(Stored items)
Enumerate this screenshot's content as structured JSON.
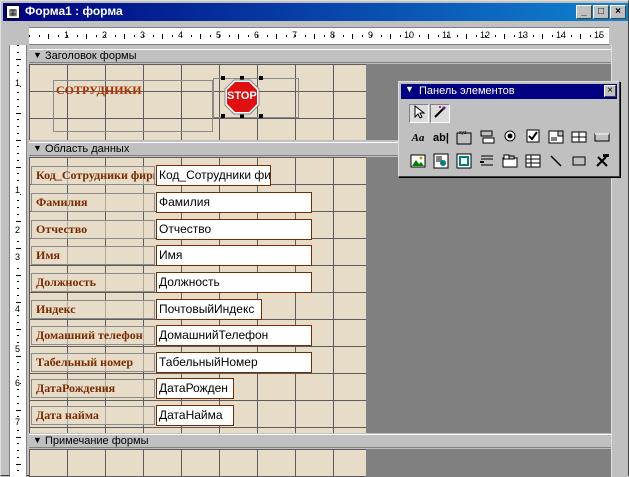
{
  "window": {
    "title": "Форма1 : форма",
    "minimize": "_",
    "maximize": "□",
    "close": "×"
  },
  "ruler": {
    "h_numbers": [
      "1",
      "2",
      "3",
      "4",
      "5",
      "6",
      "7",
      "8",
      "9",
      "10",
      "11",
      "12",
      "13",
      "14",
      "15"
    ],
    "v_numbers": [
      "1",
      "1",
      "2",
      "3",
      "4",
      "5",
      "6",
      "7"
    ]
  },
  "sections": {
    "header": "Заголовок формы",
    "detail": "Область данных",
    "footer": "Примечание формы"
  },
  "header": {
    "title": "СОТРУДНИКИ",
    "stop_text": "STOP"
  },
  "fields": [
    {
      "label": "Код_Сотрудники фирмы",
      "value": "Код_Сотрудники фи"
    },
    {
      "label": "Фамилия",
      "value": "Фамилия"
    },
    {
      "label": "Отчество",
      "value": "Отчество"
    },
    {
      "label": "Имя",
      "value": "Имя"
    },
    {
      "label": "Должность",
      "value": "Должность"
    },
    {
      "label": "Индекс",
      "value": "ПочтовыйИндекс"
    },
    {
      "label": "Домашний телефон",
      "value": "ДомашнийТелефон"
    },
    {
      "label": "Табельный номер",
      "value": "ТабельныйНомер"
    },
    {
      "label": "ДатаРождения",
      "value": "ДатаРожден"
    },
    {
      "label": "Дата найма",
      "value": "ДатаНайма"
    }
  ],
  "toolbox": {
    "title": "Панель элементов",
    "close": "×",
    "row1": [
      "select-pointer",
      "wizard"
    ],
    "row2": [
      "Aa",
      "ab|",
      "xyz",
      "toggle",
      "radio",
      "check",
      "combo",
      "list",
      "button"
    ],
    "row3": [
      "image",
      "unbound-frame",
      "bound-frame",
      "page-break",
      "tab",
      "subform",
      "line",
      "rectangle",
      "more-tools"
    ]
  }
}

To be done =>
Without the pictures, write out the whole listing above exactly as it appears.

Exercise answer =>
Enumerate this screenshot's content as structured JSON.
{
  "window": {
    "title": "Форма1 : форма",
    "minimize": "_",
    "maximize": "□",
    "close": "×"
  },
  "ruler": {
    "h_numbers": [
      "1",
      "2",
      "3",
      "4",
      "5",
      "6",
      "7",
      "8",
      "9",
      "10",
      "11",
      "12",
      "13",
      "14",
      "15"
    ],
    "v_numbers": [
      "1",
      "1",
      "2",
      "3",
      "4",
      "5",
      "6",
      "7"
    ]
  },
  "sections": {
    "header": "Заголовок формы",
    "detail": "Область данных",
    "footer": "Примечание формы"
  },
  "header": {
    "title": "СОТРУДНИКИ",
    "stop_text": "STOP"
  },
  "fields": [
    {
      "label": "Код_Сотрудники фирмы",
      "value": "Код_Сотрудники фи"
    },
    {
      "label": "Фамилия",
      "value": "Фамилия"
    },
    {
      "label": "Отчество",
      "value": "Отчество"
    },
    {
      "label": "Имя",
      "value": "Имя"
    },
    {
      "label": "Должность",
      "value": "Должность"
    },
    {
      "label": "Индекс",
      "value": "ПочтовыйИндекс"
    },
    {
      "label": "Домашний телефон",
      "value": "ДомашнийТелефон"
    },
    {
      "label": "Табельный номер",
      "value": "ТабельныйНомер"
    },
    {
      "label": "ДатаРождения",
      "value": "ДатаРожден"
    },
    {
      "label": "Дата найма",
      "value": "ДатаНайма"
    }
  ],
  "toolbox": {
    "title": "Панель элементов",
    "close": "×",
    "row1": [
      "select-pointer",
      "wizard"
    ],
    "row2": [
      "Aa",
      "ab|",
      "xyz",
      "toggle",
      "radio",
      "check",
      "combo",
      "list",
      "button"
    ],
    "row3": [
      "image",
      "unbound-frame",
      "bound-frame",
      "page-break",
      "tab",
      "subform",
      "line",
      "rectangle",
      "more-tools"
    ]
  }
}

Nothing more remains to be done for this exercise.